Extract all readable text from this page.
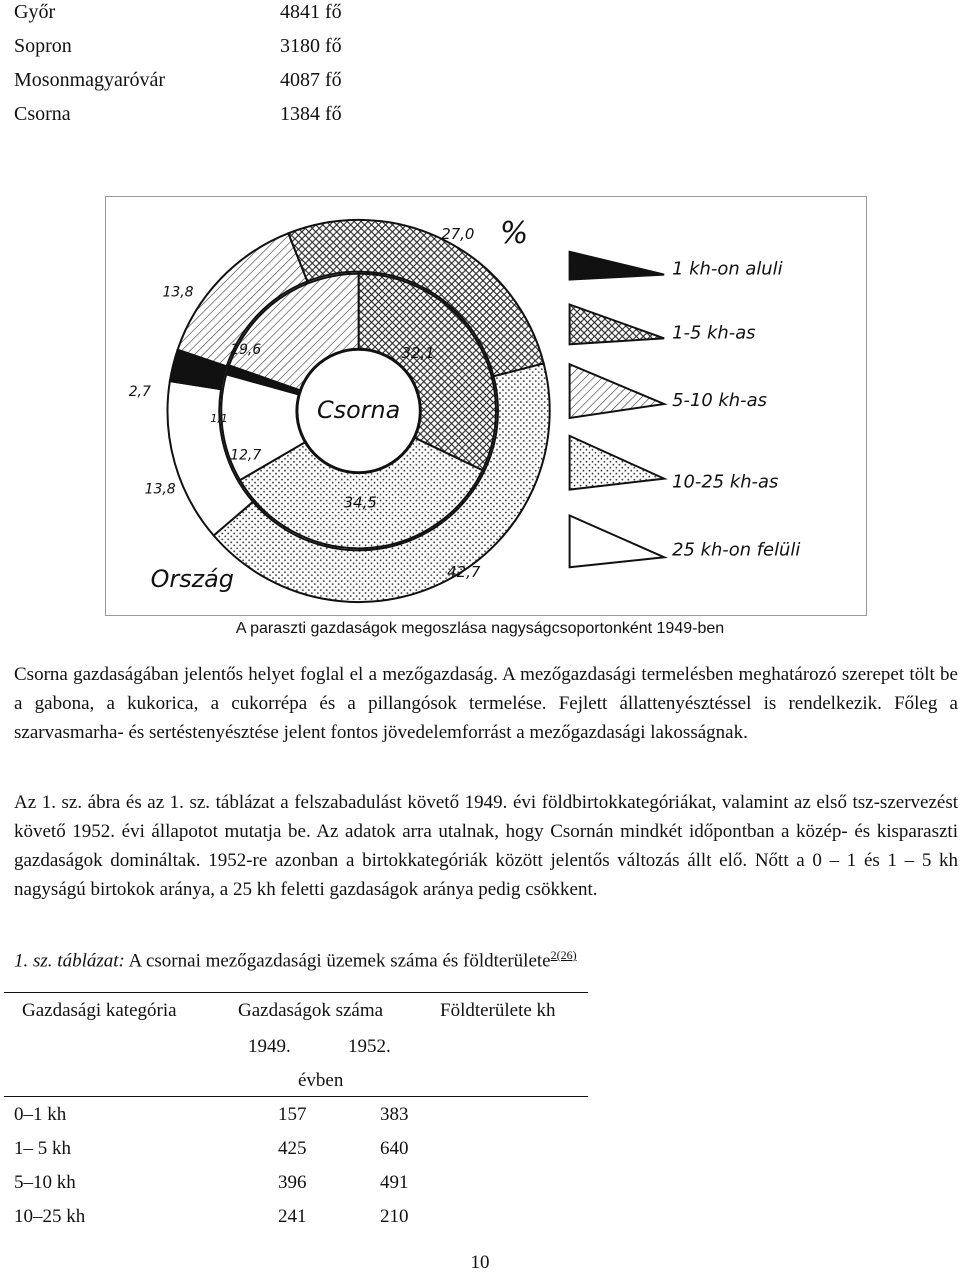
Győr	4841 fő
Sopron	3180 fő
Mosonmagyaróvár	4087 fő
Csorna	1384 fő
Csorna
27,0 %
13,8
19,6	32,1
2,7
1,1
12,7
13,8
34,5
42,7
Ország
1 kh-on aluli
1-5 kh-as
5-10 kh-as
10-25 kh-as
25 kh-on felüli
A paraszti gazdaságok megoszlása nagyságcsoportonként 1949-ben
Csorna gazdaságában jelentős helyet foglal el a mezőgazdaság. A mezőgazdasági termelésben meghatározó szerepet tölt be a gabona, a kukorica, a cukorrépa és a pillangósok termelése. Fejlett állattenyésztéssel is rendelkezik. Főleg a szarvasmarha- és sertéstenyésztése jelent fontos jövedelemforrást a mezőgazdasági lakosságnak.
Az 1. sz. ábra és az 1. sz. táblázat a felszabadulást követő 1949. évi földbirtokkategóriákat, valamint az első tsz-szervezést követő 1952. évi állapotot mutatja be. Az adatok arra utalnak, hogy Csornán mindkét időpontban a közép- és kisparaszti gazdaságok domináltak. 1952-re azonban a birtokkategóriák között jelentős változás állt elő. Nőtt a 0 – 1 és 1 – 5 kh nagyságú birtokok aránya, a 25 kh feletti gazdaságok aránya pedig csökkent.
1. sz. táblázat: A csornai mezőgazdasági üzemek száma és földterülete$^{2(26)}$
Gazdasági kategória	Gazdaságok száma	Földterülete kh
1949.	1952.
évben
0–1 kh	157	383
1– 5 kh	425	640
5–10 kh	396	491
10–25 kh	241	210
10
================================
● What is asked
From the material above, copy each line that includes the word "táblázat".

● Solution for this task
Az 1. sz. ábra és az 1. sz. táblázat a felszabadulást követő 1949. évi földbirtokkategóriákat, valamint az első tsz-szervezést követő 1952. évi állapotot mutatja be. Az adatok arra utalnak, hogy Csornán mindkét időpontban a közép- és kisparaszti gazdaságok domináltak. 1952-re azonban a birtokkategóriák között jelentős változás állt elő. Nőtt a 0 – 1 és 1 – 5 kh nagyságú birtokok aránya, a 25 kh feletti gazdaságok aránya pedig csökkent.
1. sz. táblázat: A csornai mezőgazdasági üzemek száma és földterülete$^{2(26)}$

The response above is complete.